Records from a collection
★ ★ ★ ★

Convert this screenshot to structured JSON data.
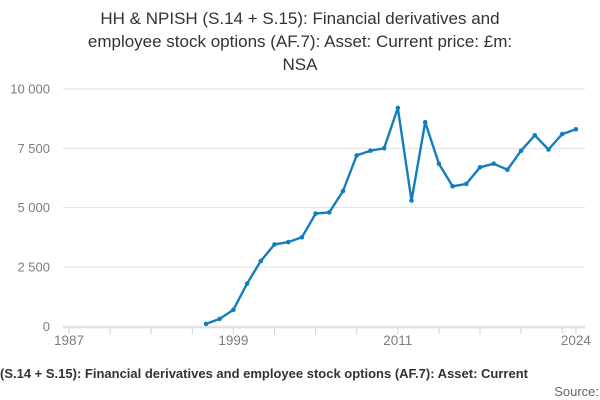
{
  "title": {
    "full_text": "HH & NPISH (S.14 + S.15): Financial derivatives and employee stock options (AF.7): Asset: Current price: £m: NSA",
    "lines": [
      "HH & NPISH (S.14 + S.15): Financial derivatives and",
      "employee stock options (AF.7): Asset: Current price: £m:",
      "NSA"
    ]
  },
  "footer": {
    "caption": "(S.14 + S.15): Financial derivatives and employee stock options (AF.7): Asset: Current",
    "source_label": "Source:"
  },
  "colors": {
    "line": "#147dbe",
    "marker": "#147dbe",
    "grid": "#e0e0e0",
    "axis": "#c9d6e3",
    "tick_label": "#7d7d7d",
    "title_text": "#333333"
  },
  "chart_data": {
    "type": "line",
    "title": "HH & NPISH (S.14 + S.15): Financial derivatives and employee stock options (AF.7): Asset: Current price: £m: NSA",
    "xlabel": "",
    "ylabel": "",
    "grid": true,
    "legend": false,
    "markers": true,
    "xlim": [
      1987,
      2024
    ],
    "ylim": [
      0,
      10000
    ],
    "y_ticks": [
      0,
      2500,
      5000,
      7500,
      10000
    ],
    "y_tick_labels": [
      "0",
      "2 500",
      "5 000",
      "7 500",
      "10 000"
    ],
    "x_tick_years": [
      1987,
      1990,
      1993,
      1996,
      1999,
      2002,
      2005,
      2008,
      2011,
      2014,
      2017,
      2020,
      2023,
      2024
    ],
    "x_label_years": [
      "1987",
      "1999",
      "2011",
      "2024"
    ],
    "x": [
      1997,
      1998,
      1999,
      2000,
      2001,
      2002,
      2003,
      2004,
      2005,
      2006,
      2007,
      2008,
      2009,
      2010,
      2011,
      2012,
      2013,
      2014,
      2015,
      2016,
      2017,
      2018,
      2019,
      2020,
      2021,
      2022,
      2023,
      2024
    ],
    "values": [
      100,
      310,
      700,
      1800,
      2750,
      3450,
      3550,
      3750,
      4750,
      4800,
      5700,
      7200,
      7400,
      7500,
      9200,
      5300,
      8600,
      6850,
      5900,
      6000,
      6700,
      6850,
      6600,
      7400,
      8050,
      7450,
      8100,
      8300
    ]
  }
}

★ ★ ★ ★

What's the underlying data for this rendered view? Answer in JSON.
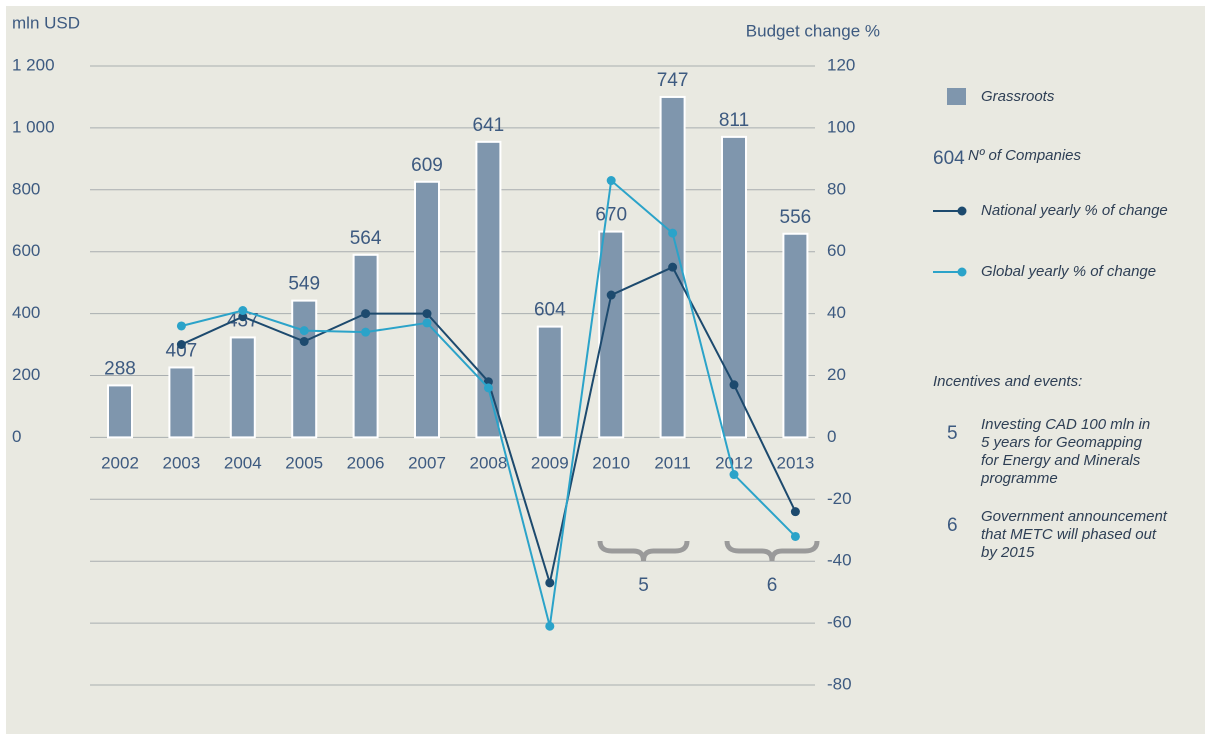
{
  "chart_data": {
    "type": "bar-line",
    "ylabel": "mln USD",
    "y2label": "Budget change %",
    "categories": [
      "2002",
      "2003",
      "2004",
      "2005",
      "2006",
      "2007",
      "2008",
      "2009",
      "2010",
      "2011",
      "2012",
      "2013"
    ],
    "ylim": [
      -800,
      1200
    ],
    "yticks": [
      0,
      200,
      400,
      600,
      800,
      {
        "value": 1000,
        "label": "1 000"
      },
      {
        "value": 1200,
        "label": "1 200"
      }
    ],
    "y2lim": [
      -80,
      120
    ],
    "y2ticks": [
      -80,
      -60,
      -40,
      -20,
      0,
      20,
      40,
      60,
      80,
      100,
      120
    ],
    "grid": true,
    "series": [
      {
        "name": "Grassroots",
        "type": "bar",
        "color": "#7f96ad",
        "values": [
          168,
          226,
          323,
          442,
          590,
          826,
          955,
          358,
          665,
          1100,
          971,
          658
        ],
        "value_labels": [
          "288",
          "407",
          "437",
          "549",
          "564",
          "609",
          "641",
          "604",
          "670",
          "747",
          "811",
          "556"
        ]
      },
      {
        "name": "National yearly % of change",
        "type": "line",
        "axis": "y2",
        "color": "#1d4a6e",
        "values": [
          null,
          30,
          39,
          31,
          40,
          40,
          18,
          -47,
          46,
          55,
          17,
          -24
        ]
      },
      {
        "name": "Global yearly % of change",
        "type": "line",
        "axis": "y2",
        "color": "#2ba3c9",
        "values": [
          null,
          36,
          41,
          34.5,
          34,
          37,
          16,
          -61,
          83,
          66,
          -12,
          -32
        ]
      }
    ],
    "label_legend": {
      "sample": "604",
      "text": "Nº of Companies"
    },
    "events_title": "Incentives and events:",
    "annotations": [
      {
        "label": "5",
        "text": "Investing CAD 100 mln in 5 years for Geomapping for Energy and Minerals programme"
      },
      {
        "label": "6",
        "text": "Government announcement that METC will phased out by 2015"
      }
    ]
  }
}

★ ★ ★ ★

### To be done
Provide the number of lines containing the string "derivatives", with no other output.

### Expected answer
4